> _DIRECTIONS FOR THIS TASK_
In this exercise, reproduce all the entries that follow exactly.

> _PROVIDED ENTRIES_
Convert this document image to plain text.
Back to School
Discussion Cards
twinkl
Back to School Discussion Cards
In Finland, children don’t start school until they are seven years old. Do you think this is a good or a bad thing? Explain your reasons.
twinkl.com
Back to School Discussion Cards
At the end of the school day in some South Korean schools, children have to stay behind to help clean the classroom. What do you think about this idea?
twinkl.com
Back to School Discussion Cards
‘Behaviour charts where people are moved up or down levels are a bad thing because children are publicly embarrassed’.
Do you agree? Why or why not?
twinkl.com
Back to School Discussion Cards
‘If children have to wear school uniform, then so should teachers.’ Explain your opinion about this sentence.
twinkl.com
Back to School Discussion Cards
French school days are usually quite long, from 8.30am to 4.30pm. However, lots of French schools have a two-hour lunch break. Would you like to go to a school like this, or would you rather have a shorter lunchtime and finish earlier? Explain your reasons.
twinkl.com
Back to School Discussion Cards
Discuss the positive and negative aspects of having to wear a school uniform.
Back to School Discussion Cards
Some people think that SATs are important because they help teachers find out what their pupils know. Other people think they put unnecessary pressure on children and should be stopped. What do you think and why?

> _EXERCISE RESPONSE_
Convert this document image to plain text.
Back to School
Discussion Cards
twinkl
Back to School Discussion Cards
In Finland, children don’t start school until they are seven years old. Do you think this is a good or a bad thing? Explain your reasons.
twinkl.com
Back to School Discussion Cards
At the end of the school day in some South Korean schools, children have to stay behind to help clean the classroom. What do you think about this idea?
twinkl.com
Back to School Discussion Cards
‘Behaviour charts where people are moved up or down levels are a bad thing because children are publicly embarrassed’.
Do you agree? Why or why not?
twinkl.com
Back to School Discussion Cards
‘If children have to wear school uniform, then so should teachers.’ Explain your opinion about this sentence.
twinkl.com
Back to School Discussion Cards
French school days are usually quite long, from 8.30am to 4.30pm. However, lots of French schools have a two-hour lunch break. Would you like to go to a school like this, or would you rather have a shorter lunchtime and finish earlier? Explain your reasons.
twinkl.com
Back to School Discussion Cards
Discuss the positive and negative aspects of having to wear a school uniform.
Back to School Discussion Cards
Some people think that SATs are important because they help teachers find out what their pupils know. Other people think they put unnecessary pressure on children and should be stopped. What do you think and why?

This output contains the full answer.